→ Work to be completed: Can you repeat the lines in the records below, from the line containing "415, 156, 422]" through the line containing "106, 145, 192]", inclusive?
==== Task data
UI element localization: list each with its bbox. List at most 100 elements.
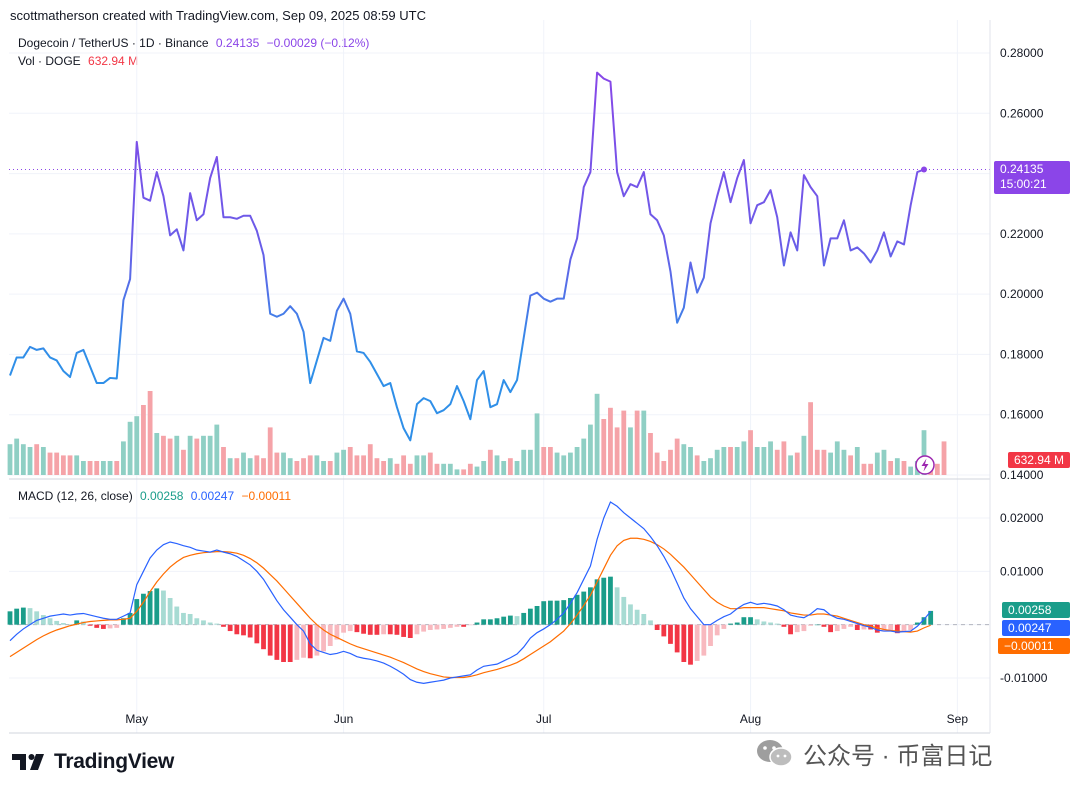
volume-bar [221, 447, 226, 475]
volume-bar [281, 452, 286, 475]
macd-histogram-bar [294, 624, 300, 660]
macd-histogram-bar [60, 623, 66, 625]
volume-bar [881, 449, 887, 475]
macd-histogram-bar [788, 624, 793, 635]
price-tick-label: 0.28000 [1000, 46, 1044, 60]
volume-bar [848, 455, 854, 475]
macd-histogram-bar [688, 624, 693, 665]
volume-bar [841, 449, 847, 475]
volume-legend: Vol · DOGE 632.94 M [18, 54, 142, 68]
volume-bar [447, 463, 453, 475]
macd-tick-label: -0.01000 [1000, 671, 1048, 685]
macd-histogram-bar [701, 624, 707, 656]
macd-histogram-bar [227, 624, 233, 632]
tradingview-logo-icon [12, 754, 44, 770]
volume-bar [741, 441, 747, 475]
tradingview-logo[interactable]: TradingView [12, 750, 174, 774]
volume-bar [387, 458, 393, 475]
macd-histogram-bar [641, 614, 647, 625]
volume-bar [7, 444, 13, 475]
time-tick-label: May [125, 712, 148, 726]
macd-histogram-bar [154, 588, 160, 625]
macd-histogram-bar [921, 617, 927, 625]
macd-histogram-bar [808, 624, 813, 626]
volume-bar [154, 433, 160, 475]
volume-bar [734, 447, 740, 475]
volume-bar [207, 435, 213, 475]
volume-bar [554, 452, 560, 475]
price-chart[interactable]: 0.280000.260000.240000.220000.200000.180… [0, 0, 1080, 740]
macd-histogram-bar [494, 618, 500, 625]
time-tick-label: Aug [740, 712, 761, 726]
volume-bar [581, 438, 587, 475]
volume-bar [748, 430, 753, 475]
signal-tag: −0.00011 [998, 638, 1070, 654]
wechat-watermark: 公众号 · 币富日记 [755, 736, 992, 771]
volume-bar [494, 455, 500, 475]
volume-bar [441, 463, 447, 475]
macd-legend: MACD (12, 26, close) 0.00258 0.00247 −0.… [18, 489, 295, 503]
macd-histogram-bar [40, 615, 46, 625]
volume-bar [307, 455, 313, 475]
macd-histogram-bar [901, 624, 907, 632]
macd-histogram-bar [768, 622, 773, 625]
volume-bar [588, 424, 593, 475]
price-tick-label: 0.26000 [1000, 106, 1044, 120]
macd-histogram-bar [681, 624, 687, 662]
macd-histogram-bar [341, 624, 346, 633]
macd-histogram-bar [828, 624, 834, 633]
macd-histogram-bar [741, 617, 747, 625]
macd-histogram-bar [654, 624, 660, 630]
volume-bar [100, 461, 106, 475]
volume-bar [768, 441, 773, 475]
macd-histogram-bar [588, 587, 593, 625]
macd-histogram-bar [314, 624, 320, 656]
signal-line [9, 537, 931, 679]
volume-bar [821, 449, 827, 475]
macd-histogram-bar [20, 607, 26, 625]
macd-histogram-bar [501, 616, 507, 625]
macd-histogram-bar [421, 624, 427, 632]
volume-bar [47, 452, 53, 475]
volume-bar [341, 449, 346, 475]
volume-bar [274, 452, 280, 475]
lightning-icon[interactable] [915, 455, 935, 475]
chart-credit: scottmatherson created with TradingView.… [10, 8, 426, 23]
volume-bar [67, 455, 73, 475]
macd-histogram-bar [434, 624, 440, 630]
volume-bar [394, 463, 400, 475]
macd-histogram-bar [668, 624, 673, 644]
volume-bar [287, 458, 293, 475]
macd-histogram-bar [554, 600, 560, 625]
volume-bar [354, 455, 360, 475]
price-tick-label: 0.22000 [1000, 227, 1044, 241]
volume-bar [621, 410, 627, 475]
macd-histogram-bar [861, 624, 867, 630]
macd-histogram-bar [527, 608, 533, 625]
volume-bar [814, 449, 820, 475]
macd-histogram-bar [161, 590, 166, 625]
volume-bar [234, 458, 240, 475]
volume-bar [227, 458, 233, 475]
macd-histogram-bar [401, 624, 407, 637]
volume-bar [507, 458, 513, 475]
macd-histogram-bar [267, 624, 273, 656]
volume-bar [688, 447, 693, 475]
tradingview-logo-text: TradingView [54, 750, 175, 773]
volume-bar [794, 452, 800, 475]
time-tick-label: Sep [947, 712, 969, 726]
macd-histogram-bar [47, 618, 53, 625]
volume-bar [934, 463, 940, 475]
macd-histogram-bar [354, 624, 360, 633]
volume-bar [294, 461, 300, 475]
hist-tag: 0.00258 [1002, 602, 1070, 618]
volume-bar [788, 455, 793, 475]
volume-bar [434, 463, 440, 475]
volume-bar [321, 461, 326, 475]
macd-histogram-bar [114, 624, 120, 628]
macd-histogram-bar [54, 620, 60, 625]
volume-bar [107, 461, 113, 475]
macd-histogram-bar [474, 622, 480, 625]
volume-bar [547, 447, 553, 475]
volume-bar [347, 447, 353, 475]
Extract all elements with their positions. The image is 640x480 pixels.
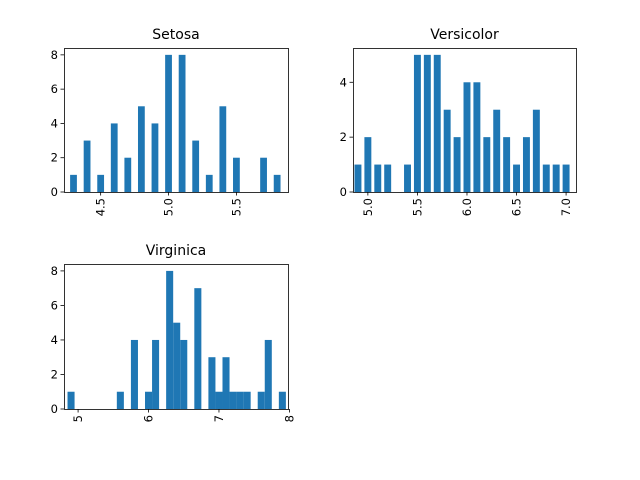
virginica-x-tick-label: 6	[142, 415, 156, 422]
setosa-bar	[110, 123, 118, 192]
versicolor-bar	[542, 164, 550, 192]
setosa-y-tick-label: 6	[51, 82, 58, 96]
setosa-bar	[124, 157, 132, 192]
setosa-bar	[273, 174, 281, 192]
panel-versicolor: Versicolor 0 2 4 5.0 5.5 6.0 6.5 7.0	[340, 27, 577, 216]
versicolor-bar	[483, 137, 491, 192]
setosa-bar	[137, 106, 145, 192]
virginica-bar	[194, 288, 202, 409]
setosa-bar	[165, 54, 172, 192]
versicolor-bar	[522, 137, 530, 192]
virginica-bar	[145, 391, 153, 409]
virginica-y-tick-label: 4	[51, 333, 58, 347]
setosa-y-tick-label: 4	[51, 116, 58, 130]
versicolor-bar	[453, 137, 461, 192]
virginica-y-tick-label: 2	[51, 367, 58, 381]
virginica-bar	[222, 357, 230, 409]
virginica-x-tick-label: 7	[212, 415, 226, 422]
versicolor-bar	[473, 82, 481, 192]
setosa-x-tick-label: 5.5	[229, 198, 243, 216]
versicolor-y-tick-label: 0	[340, 185, 347, 199]
versicolor-bar	[413, 54, 421, 192]
versicolor-x-tick-label: 6.0	[460, 198, 474, 216]
setosa-axes-frame	[64, 48, 289, 193]
setosa-bar	[70, 174, 77, 192]
virginica-bar	[278, 391, 286, 409]
virginica-y-tick-label: 0	[51, 402, 58, 416]
setosa-bar	[151, 123, 159, 192]
setosa-bar	[192, 140, 200, 192]
virginica-x-tick-label: 8	[282, 415, 296, 422]
setosa-bar	[97, 174, 105, 192]
setosa-bar	[219, 106, 227, 192]
versicolor-bar	[423, 54, 431, 192]
versicolor-x-tick-label: 5.5	[410, 198, 424, 216]
virginica-axes-frame	[64, 264, 289, 410]
setosa-bar	[83, 140, 91, 192]
virginica-bar	[215, 391, 223, 409]
versicolor-y-tick-label: 2	[340, 130, 347, 144]
versicolor-bar	[433, 54, 441, 192]
virginica-bar	[67, 391, 75, 409]
virginica-bar	[152, 339, 160, 409]
versicolor-x-tick-label: 6.5	[510, 198, 524, 216]
virginica-bar	[264, 339, 272, 409]
versicolor-bar	[364, 137, 372, 192]
setosa-x-tick-label: 4.5	[94, 198, 108, 216]
panel-setosa: Setosa 0 2 4 6 8 4.5 5.0 5.5	[51, 27, 289, 216]
virginica-bar	[116, 391, 124, 409]
versicolor-y-tick-label: 4	[340, 75, 347, 89]
versicolor-bar	[532, 109, 540, 192]
versicolor-bar	[463, 82, 471, 192]
setosa-bar	[178, 54, 186, 192]
versicolor-bar	[562, 164, 570, 192]
setosa-title: Setosa	[152, 27, 199, 43]
virginica-bar	[173, 322, 181, 409]
versicolor-bar	[443, 109, 451, 192]
versicolor-bar	[384, 164, 392, 192]
virginica-bar	[243, 391, 251, 409]
setosa-y-tick-label: 0	[51, 185, 58, 199]
versicolor-bar	[493, 109, 501, 192]
virginica-bar	[166, 270, 174, 409]
versicolor-bar	[374, 164, 382, 192]
versicolor-axes-frame	[353, 48, 577, 193]
setosa-y-tick-label: 2	[51, 151, 58, 165]
virginica-bar	[236, 391, 244, 409]
virginica-bar	[180, 339, 188, 409]
versicolor-bar	[513, 164, 521, 192]
panel-virginica: Virginica 0 2 4 6 8 5 6 7 8	[51, 243, 297, 422]
virginica-title: Virginica	[146, 243, 206, 259]
versicolor-x-tick-label: 7.0	[559, 198, 573, 216]
virginica-bar	[257, 391, 265, 409]
versicolor-bar	[404, 164, 411, 192]
versicolor-title: Versicolor	[430, 27, 499, 43]
setosa-bar	[260, 157, 267, 192]
virginica-x-tick-label: 5	[71, 415, 85, 422]
setosa-x-tick-label: 5.0	[162, 198, 176, 216]
versicolor-x-tick-label: 5.0	[361, 198, 375, 216]
virginica-bar	[229, 391, 237, 409]
setosa-bar	[205, 174, 213, 192]
setosa-bar	[233, 157, 240, 192]
virginica-bar	[130, 339, 138, 409]
virginica-y-tick-label: 6	[51, 298, 58, 312]
virginica-bar	[208, 357, 216, 409]
setosa-y-tick-label: 8	[51, 48, 58, 62]
virginica-y-tick-label: 8	[51, 264, 58, 278]
versicolor-bar	[552, 164, 560, 192]
versicolor-bar	[354, 164, 362, 192]
versicolor-bar	[503, 137, 511, 192]
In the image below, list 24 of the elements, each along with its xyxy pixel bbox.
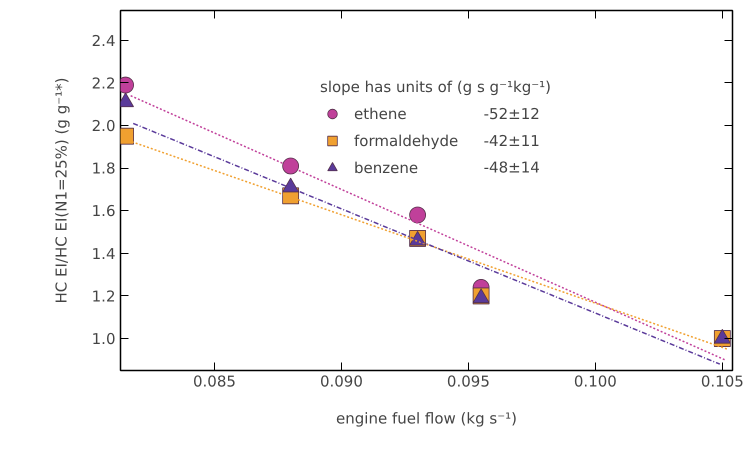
annotation: -42±11 <box>484 132 540 150</box>
x-tick-label: 0.095 <box>446 372 490 390</box>
x-tick-label: 0.085 <box>192 372 236 390</box>
y-axis-title: HC EI/HC EI(N1=25%) (g g⁻¹*) <box>52 77 71 304</box>
annotation: -52±12 <box>484 104 540 123</box>
point <box>409 206 426 224</box>
legend-label: formaldehyde <box>354 130 458 152</box>
y-tick-label: 2.0 <box>92 117 116 136</box>
y-tick-label: 2.4 <box>92 32 116 50</box>
legend-title: slope has units of (g s g⁻¹kg⁻¹) <box>320 78 551 96</box>
x-tick-label: 0.105 <box>700 372 744 390</box>
annotation: -48±14 <box>484 158 540 177</box>
point <box>282 158 300 174</box>
y-tick-label: 2.2 <box>92 74 116 92</box>
x-axis-title: engine fuel flow (kg s⁻¹) <box>336 410 517 428</box>
legend-label: benzene <box>354 158 418 178</box>
y-tick-label: 1.8 <box>92 160 116 178</box>
y-tick-label: 1.0 <box>92 330 116 348</box>
y-tick-label: 1.2 <box>92 287 116 306</box>
y-tick-label: 1.4 <box>92 244 116 263</box>
x-tick-label: 0.100 <box>574 372 617 390</box>
y-tick-label: 1.6 <box>92 202 116 220</box>
legend-label: ethene <box>354 104 407 124</box>
x-tick-label: 0.090 <box>320 372 363 390</box>
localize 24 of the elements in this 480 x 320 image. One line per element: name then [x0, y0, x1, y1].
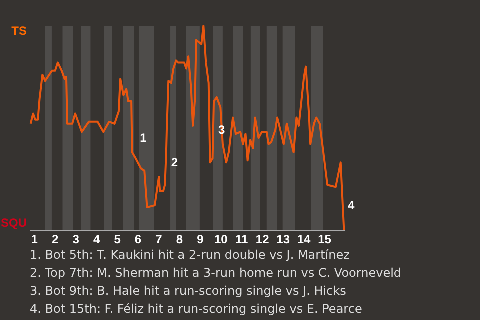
========
→ Exercise answer:
virginica-x-tick-label: 6	[142, 415, 156, 422]
setosa-bar	[110, 123, 118, 192]
versicolor-bar	[542, 164, 550, 192]
setosa-y-tick-label: 6	[51, 82, 58, 96]
setosa-bar	[124, 157, 132, 192]
setosa-bar	[273, 174, 281, 192]
panel-versicolor: Versicolor 0 2 4 5.0 5.5 6.0 6.5 7.0	[340, 27, 577, 216]
versicolor-bar	[483, 137, 491, 192]
setosa-bar	[137, 106, 145, 192]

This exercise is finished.